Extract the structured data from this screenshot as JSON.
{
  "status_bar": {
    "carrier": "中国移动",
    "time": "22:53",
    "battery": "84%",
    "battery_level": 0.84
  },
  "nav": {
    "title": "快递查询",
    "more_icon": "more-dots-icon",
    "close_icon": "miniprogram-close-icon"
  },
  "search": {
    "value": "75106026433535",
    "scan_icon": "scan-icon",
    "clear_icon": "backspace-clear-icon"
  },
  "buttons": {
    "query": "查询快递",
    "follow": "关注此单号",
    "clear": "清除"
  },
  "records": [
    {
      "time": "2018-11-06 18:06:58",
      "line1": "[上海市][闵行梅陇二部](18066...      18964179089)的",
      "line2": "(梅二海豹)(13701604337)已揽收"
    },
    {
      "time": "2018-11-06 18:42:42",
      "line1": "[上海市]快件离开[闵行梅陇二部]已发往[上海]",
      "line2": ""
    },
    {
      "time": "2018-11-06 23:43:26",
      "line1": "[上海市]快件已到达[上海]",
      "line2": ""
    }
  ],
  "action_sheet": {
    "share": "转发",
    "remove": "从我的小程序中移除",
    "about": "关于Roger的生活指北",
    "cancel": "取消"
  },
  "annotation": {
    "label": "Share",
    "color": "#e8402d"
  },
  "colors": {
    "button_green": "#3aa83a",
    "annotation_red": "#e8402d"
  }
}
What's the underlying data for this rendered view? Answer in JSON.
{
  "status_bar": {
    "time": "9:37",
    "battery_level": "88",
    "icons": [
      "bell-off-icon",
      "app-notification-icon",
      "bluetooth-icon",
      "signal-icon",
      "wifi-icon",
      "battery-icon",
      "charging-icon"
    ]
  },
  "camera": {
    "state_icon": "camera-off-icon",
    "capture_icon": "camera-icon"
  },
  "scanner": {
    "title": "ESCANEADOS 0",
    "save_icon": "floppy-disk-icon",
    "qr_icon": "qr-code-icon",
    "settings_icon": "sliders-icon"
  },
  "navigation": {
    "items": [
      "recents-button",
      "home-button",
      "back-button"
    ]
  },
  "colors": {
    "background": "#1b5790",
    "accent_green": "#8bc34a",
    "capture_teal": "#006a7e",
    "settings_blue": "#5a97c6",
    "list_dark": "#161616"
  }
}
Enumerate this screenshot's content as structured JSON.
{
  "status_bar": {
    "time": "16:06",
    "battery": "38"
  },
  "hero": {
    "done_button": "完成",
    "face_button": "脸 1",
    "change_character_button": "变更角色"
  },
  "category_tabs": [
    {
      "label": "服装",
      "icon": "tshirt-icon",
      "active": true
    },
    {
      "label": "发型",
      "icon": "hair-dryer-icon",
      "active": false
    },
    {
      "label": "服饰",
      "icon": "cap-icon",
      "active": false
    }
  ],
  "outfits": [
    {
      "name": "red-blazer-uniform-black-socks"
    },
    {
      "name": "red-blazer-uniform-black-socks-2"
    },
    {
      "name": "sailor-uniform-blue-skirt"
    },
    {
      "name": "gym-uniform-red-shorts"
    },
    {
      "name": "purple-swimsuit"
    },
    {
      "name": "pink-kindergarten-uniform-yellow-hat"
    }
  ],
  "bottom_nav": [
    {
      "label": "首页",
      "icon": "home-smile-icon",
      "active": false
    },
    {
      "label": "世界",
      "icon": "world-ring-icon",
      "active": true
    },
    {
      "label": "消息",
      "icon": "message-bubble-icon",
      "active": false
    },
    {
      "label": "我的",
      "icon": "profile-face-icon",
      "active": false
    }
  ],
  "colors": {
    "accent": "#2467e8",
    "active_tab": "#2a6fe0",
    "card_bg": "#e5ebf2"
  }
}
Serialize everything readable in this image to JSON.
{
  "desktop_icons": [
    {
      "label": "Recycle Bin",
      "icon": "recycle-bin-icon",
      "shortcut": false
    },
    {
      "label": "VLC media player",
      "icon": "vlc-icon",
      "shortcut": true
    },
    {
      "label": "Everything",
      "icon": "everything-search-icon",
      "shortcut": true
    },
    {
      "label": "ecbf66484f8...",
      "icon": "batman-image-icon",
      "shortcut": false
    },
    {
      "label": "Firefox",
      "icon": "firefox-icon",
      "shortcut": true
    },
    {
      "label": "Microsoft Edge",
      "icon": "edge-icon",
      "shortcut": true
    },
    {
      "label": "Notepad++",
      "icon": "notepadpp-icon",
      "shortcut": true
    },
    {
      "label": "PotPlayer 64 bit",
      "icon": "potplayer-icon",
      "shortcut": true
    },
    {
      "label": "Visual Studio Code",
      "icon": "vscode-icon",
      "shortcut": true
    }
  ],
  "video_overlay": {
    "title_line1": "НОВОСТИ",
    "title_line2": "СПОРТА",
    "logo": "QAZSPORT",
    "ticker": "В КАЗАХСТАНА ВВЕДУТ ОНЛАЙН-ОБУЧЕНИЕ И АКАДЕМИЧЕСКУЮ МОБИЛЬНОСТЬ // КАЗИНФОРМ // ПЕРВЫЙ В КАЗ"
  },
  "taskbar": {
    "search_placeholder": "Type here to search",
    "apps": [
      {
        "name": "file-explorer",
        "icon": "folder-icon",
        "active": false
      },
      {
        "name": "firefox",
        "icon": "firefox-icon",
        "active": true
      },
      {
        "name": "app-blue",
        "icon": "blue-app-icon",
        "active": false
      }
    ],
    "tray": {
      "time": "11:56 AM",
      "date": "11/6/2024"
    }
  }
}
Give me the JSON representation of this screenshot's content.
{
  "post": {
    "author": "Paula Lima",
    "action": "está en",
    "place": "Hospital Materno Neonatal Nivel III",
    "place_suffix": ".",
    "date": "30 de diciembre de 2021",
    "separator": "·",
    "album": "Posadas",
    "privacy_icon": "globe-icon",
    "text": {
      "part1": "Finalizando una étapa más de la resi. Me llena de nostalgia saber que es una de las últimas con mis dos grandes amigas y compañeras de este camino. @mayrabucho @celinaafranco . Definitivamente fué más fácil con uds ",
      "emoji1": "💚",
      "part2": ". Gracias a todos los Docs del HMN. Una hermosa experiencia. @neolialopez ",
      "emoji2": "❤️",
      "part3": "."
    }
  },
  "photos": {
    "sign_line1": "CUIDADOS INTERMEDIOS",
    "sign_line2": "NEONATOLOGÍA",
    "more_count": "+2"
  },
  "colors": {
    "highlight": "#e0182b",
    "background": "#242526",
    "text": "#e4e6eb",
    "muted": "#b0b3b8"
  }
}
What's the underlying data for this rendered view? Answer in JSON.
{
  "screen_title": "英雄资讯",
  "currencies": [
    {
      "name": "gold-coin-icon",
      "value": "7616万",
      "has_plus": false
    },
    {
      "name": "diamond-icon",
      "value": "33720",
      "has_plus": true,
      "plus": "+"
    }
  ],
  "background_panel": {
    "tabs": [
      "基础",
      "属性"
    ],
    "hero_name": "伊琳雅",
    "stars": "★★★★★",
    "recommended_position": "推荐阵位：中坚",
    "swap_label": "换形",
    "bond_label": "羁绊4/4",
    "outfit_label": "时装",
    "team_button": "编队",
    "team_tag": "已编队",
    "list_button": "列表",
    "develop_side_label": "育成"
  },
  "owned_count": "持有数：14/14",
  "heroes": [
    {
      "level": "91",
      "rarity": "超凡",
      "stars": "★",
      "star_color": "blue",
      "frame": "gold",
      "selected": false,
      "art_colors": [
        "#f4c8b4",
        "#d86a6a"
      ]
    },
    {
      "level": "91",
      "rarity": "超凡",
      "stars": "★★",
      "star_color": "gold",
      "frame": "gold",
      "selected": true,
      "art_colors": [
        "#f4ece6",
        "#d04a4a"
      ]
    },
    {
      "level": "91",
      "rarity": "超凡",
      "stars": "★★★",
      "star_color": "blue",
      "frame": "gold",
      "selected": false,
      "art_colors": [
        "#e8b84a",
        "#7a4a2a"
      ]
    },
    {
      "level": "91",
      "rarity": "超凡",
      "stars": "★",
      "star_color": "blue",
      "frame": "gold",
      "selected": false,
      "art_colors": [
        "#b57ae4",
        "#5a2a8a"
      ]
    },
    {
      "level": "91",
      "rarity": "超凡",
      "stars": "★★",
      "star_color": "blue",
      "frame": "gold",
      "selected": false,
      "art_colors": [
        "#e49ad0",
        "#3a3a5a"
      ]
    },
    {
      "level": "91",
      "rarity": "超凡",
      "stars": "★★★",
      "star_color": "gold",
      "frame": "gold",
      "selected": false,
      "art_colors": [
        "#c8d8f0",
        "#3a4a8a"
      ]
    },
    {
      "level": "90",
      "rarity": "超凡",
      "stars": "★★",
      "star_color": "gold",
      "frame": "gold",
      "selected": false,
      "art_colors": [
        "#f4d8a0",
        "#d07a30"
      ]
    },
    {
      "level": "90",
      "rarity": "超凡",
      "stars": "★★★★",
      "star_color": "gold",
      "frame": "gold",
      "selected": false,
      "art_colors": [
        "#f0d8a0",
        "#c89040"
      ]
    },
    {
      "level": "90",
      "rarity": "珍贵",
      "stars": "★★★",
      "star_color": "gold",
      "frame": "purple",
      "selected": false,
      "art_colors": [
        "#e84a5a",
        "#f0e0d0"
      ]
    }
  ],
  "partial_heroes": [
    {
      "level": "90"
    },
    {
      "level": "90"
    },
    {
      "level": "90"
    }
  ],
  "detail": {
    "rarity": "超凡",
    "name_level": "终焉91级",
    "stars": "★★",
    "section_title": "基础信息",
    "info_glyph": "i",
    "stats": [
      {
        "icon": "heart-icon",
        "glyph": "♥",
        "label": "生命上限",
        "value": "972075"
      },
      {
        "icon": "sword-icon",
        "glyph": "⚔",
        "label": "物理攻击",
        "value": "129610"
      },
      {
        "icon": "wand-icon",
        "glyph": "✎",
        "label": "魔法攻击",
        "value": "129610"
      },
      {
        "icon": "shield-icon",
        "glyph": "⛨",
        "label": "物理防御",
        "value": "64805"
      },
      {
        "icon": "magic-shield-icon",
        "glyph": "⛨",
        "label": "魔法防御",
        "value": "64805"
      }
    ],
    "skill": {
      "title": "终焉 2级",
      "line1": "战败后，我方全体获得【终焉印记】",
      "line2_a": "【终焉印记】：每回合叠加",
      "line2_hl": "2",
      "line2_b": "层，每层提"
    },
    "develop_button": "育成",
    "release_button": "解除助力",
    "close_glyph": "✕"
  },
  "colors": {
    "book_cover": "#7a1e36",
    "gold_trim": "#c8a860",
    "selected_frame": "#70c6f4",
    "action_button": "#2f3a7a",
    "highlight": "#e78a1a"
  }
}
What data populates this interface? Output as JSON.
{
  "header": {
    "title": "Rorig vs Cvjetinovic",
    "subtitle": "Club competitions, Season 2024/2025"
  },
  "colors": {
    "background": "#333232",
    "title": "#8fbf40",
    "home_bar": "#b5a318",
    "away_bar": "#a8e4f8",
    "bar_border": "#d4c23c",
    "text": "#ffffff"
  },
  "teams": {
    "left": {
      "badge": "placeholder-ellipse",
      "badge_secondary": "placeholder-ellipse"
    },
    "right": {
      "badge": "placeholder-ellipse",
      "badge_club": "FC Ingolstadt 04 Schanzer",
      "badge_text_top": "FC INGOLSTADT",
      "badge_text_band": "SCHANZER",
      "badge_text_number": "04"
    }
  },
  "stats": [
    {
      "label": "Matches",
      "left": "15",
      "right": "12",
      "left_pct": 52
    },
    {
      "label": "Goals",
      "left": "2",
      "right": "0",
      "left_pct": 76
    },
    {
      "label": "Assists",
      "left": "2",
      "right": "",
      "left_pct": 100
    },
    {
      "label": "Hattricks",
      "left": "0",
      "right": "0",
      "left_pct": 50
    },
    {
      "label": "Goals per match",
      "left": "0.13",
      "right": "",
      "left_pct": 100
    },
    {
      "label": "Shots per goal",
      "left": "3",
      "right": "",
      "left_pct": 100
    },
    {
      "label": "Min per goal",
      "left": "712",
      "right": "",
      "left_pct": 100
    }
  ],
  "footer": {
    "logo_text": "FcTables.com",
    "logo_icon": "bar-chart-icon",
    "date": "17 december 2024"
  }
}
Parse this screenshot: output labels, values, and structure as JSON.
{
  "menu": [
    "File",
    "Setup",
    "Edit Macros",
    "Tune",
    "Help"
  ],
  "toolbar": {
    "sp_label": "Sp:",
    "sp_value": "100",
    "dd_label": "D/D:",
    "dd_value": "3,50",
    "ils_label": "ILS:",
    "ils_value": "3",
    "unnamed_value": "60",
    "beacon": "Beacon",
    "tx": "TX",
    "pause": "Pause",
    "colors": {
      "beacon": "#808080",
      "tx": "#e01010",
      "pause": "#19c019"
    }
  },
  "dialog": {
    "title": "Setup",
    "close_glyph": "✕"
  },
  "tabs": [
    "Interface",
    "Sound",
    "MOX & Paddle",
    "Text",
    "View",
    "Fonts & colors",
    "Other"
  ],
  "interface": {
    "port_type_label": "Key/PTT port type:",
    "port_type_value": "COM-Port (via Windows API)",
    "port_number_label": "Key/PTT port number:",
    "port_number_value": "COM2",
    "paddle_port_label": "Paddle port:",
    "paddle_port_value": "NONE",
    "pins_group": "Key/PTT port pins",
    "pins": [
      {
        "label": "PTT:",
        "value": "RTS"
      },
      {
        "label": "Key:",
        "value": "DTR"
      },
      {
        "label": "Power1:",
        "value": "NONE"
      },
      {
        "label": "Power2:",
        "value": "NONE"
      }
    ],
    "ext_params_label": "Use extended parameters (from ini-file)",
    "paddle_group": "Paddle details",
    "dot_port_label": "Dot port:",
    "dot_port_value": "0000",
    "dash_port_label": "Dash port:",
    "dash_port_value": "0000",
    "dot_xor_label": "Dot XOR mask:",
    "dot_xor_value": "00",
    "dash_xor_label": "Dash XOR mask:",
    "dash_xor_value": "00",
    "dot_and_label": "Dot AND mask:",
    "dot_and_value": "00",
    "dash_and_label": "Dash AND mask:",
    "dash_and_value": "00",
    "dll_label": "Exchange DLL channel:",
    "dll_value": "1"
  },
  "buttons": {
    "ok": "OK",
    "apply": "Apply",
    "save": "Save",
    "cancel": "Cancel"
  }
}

> [Task] Search the preceding listing for the word "structured" and pull out every line that holds it.

> [Result below]
Extract the structured data from this screenshot as JSON.
Enumerate this screenshot's content as structured JSON.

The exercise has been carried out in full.